──────── Data provided ────────

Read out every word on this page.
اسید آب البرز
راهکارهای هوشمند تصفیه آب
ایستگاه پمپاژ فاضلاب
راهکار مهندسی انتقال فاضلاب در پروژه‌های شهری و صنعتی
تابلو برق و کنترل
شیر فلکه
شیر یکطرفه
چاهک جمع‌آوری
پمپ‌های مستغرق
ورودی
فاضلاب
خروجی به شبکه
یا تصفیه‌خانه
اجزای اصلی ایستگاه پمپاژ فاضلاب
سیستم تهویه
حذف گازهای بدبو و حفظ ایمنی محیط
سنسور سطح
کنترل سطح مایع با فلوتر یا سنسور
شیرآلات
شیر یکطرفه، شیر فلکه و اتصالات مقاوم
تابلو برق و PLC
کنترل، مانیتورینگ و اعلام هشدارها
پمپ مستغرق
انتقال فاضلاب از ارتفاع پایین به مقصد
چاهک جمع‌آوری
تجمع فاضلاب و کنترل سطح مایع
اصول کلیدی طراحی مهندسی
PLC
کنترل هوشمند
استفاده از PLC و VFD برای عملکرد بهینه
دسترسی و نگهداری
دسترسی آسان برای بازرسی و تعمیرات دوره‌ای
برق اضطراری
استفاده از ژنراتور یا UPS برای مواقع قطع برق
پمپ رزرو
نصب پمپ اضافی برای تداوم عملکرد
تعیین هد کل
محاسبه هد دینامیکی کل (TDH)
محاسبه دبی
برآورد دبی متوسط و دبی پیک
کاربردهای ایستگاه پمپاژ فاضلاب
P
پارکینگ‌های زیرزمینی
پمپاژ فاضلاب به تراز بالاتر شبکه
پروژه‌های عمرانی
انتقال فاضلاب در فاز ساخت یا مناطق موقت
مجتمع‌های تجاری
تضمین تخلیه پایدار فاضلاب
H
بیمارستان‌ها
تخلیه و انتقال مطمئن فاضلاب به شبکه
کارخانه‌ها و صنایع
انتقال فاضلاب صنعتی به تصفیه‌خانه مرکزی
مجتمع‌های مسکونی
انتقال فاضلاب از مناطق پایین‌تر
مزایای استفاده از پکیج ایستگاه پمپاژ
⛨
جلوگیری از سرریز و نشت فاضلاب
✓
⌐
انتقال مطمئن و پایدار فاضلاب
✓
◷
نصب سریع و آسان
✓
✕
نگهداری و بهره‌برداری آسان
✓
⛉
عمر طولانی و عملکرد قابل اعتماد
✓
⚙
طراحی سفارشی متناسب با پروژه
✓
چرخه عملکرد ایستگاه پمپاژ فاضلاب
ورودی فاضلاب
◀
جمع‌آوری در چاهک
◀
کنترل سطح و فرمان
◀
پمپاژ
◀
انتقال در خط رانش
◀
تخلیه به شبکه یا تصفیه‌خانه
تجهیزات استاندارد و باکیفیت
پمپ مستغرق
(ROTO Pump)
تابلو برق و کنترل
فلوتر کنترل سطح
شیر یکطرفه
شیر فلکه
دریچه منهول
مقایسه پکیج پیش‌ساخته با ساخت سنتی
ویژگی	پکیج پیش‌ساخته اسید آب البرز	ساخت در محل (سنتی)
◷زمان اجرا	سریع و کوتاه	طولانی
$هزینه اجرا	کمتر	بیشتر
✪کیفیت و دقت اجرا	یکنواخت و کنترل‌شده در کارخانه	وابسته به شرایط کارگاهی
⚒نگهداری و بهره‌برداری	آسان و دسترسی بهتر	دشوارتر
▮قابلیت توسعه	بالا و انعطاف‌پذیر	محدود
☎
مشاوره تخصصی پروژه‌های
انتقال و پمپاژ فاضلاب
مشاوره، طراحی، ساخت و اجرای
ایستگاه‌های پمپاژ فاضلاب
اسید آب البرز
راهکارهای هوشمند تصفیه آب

────────

▸ **Task**: Restate the records, all of them, precisely as written.

▸ **Answer to the exercise**:
Read out every word on this page.
اسید آب البرز
راهکارهای هوشمند تصفیه آب
ایستگاه پمپاژ فاضلاب
راهکار مهندسی انتقال فاضلاب در پروژه‌های شهری و صنعتی
تابلو برق و کنترل
شیر فلکه
شیر یکطرفه
چاهک جمع‌آوری
پمپ‌های مستغرق
ورودی
فاضلاب
خروجی به شبکه
یا تصفیه‌خانه
اجزای اصلی ایستگاه پمپاژ فاضلاب
سیستم تهویه
حذف گازهای بدبو و حفظ ایمنی محیط
سنسور سطح
کنترل سطح مایع با فلوتر یا سنسور
شیرآلات
شیر یکطرفه، شیر فلکه و اتصالات مقاوم
تابلو برق و PLC
کنترل، مانیتورینگ و اعلام هشدارها
پمپ مستغرق
انتقال فاضلاب از ارتفاع پایین به مقصد
چاهک جمع‌آوری
تجمع فاضلاب و کنترل سطح مایع
اصول کلیدی طراحی مهندسی
PLC
کنترل هوشمند
استفاده از PLC و VFD برای عملکرد بهینه
دسترسی و نگهداری
دسترسی آسان برای بازرسی و تعمیرات دوره‌ای
برق اضطراری
استفاده از ژنراتور یا UPS برای مواقع قطع برق
پمپ رزرو
نصب پمپ اضافی برای تداوم عملکرد
تعیین هد کل
محاسبه هد دینامیکی کل (TDH)
محاسبه دبی
برآورد دبی متوسط و دبی پیک
کاربردهای ایستگاه پمپاژ فاضلاب
P
پارکینگ‌های زیرزمینی
پمپاژ فاضلاب به تراز بالاتر شبکه
پروژه‌های عمرانی
انتقال فاضلاب در فاز ساخت یا مناطق موقت
مجتمع‌های تجاری
تضمین تخلیه پایدار فاضلاب
H
بیمارستان‌ها
تخلیه و انتقال مطمئن فاضلاب به شبکه
کارخانه‌ها و صنایع
انتقال فاضلاب صنعتی به تصفیه‌خانه مرکزی
مجتمع‌های مسکونی
انتقال فاضلاب از مناطق پایین‌تر
مزایای استفاده از پکیج ایستگاه پمپاژ
⛨
جلوگیری از سرریز و نشت فاضلاب
✓
⌐
انتقال مطمئن و پایدار فاضلاب
✓
◷
نصب سریع و آسان
✓
✕
نگهداری و بهره‌برداری آسان
✓
⛉
عمر طولانی و عملکرد قابل اعتماد
✓
⚙
طراحی سفارشی متناسب با پروژه
✓
چرخه عملکرد ایستگاه پمپاژ فاضلاب
ورودی فاضلاب
◀
جمع‌آوری در چاهک
◀
کنترل سطح و فرمان
◀
پمپاژ
◀
انتقال در خط رانش
◀
تخلیه به شبکه یا تصفیه‌خانه
تجهیزات استاندارد و باکیفیت
پمپ مستغرق
(ROTO Pump)
تابلو برق و کنترل
فلوتر کنترل سطح
شیر یکطرفه
شیر فلکه
دریچه منهول
مقایسه پکیج پیش‌ساخته با ساخت سنتی
ویژگی	پکیج پیش‌ساخته اسید آب البرز	ساخت در محل (سنتی)
◷زمان اجرا	سریع و کوتاه	طولانی
$هزینه اجرا	کمتر	بیشتر
✪کیفیت و دقت اجرا	یکنواخت و کنترل‌شده در کارخانه	وابسته به شرایط کارگاهی
⚒نگهداری و بهره‌برداری	آسان و دسترسی بهتر	دشوارتر
▮قابلیت توسعه	بالا و انعطاف‌پذیر	محدود
☎
مشاوره تخصصی پروژه‌های
انتقال و پمپاژ فاضلاب
مشاوره، طراحی، ساخت و اجرای
ایستگاه‌های پمپاژ فاضلاب
اسید آب البرز
راهکارهای هوشمند تصفیه آب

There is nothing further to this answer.